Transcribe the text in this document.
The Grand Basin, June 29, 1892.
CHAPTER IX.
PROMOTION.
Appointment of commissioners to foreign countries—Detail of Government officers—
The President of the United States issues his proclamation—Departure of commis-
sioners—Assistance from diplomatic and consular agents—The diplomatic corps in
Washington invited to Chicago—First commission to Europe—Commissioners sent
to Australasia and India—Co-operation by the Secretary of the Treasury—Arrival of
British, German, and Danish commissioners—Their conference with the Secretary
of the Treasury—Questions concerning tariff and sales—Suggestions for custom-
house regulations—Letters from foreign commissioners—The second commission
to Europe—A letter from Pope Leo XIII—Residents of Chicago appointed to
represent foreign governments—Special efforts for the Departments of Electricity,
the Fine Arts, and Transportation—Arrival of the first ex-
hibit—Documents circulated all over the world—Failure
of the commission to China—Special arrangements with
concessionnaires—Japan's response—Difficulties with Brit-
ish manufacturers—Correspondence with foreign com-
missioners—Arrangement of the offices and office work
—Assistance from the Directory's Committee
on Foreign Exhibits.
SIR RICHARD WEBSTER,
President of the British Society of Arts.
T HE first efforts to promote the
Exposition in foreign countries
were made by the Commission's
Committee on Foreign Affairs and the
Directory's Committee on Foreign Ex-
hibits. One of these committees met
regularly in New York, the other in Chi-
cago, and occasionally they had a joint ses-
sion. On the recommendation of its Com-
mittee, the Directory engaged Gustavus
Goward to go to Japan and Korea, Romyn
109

- - -

**INSTRUCTION**. Your task is to output the full set of records exactly as presented.

**RESULT FOR THIS EXERCISE**.
Transcribe the text in this document.
The Grand Basin, June 29, 1892.
CHAPTER IX.
PROMOTION.
Appointment of commissioners to foreign countries—Detail of Government officers—
The President of the United States issues his proclamation—Departure of commis-
sioners—Assistance from diplomatic and consular agents—The diplomatic corps in
Washington invited to Chicago—First commission to Europe—Commissioners sent
to Australasia and India—Co-operation by the Secretary of the Treasury—Arrival of
British, German, and Danish commissioners—Their conference with the Secretary
of the Treasury—Questions concerning tariff and sales—Suggestions for custom-
house regulations—Letters from foreign commissioners—The second commission
to Europe—A letter from Pope Leo XIII—Residents of Chicago appointed to
represent foreign governments—Special efforts for the Departments of Electricity,
the Fine Arts, and Transportation—Arrival of the first ex-
hibit—Documents circulated all over the world—Failure
of the commission to China—Special arrangements with
concessionnaires—Japan's response—Difficulties with Brit-
ish manufacturers—Correspondence with foreign com-
missioners—Arrangement of the offices and office work
—Assistance from the Directory's Committee
on Foreign Exhibits.
SIR RICHARD WEBSTER,
President of the British Society of Arts.
T HE first efforts to promote the
Exposition in foreign countries
were made by the Commission's
Committee on Foreign Affairs and the
Directory's Committee on Foreign Ex-
hibits. One of these committees met
regularly in New York, the other in Chi-
cago, and occasionally they had a joint ses-
sion. On the recommendation of its Com-
mittee, the Directory engaged Gustavus
Goward to go to Japan and Korea, Romyn
109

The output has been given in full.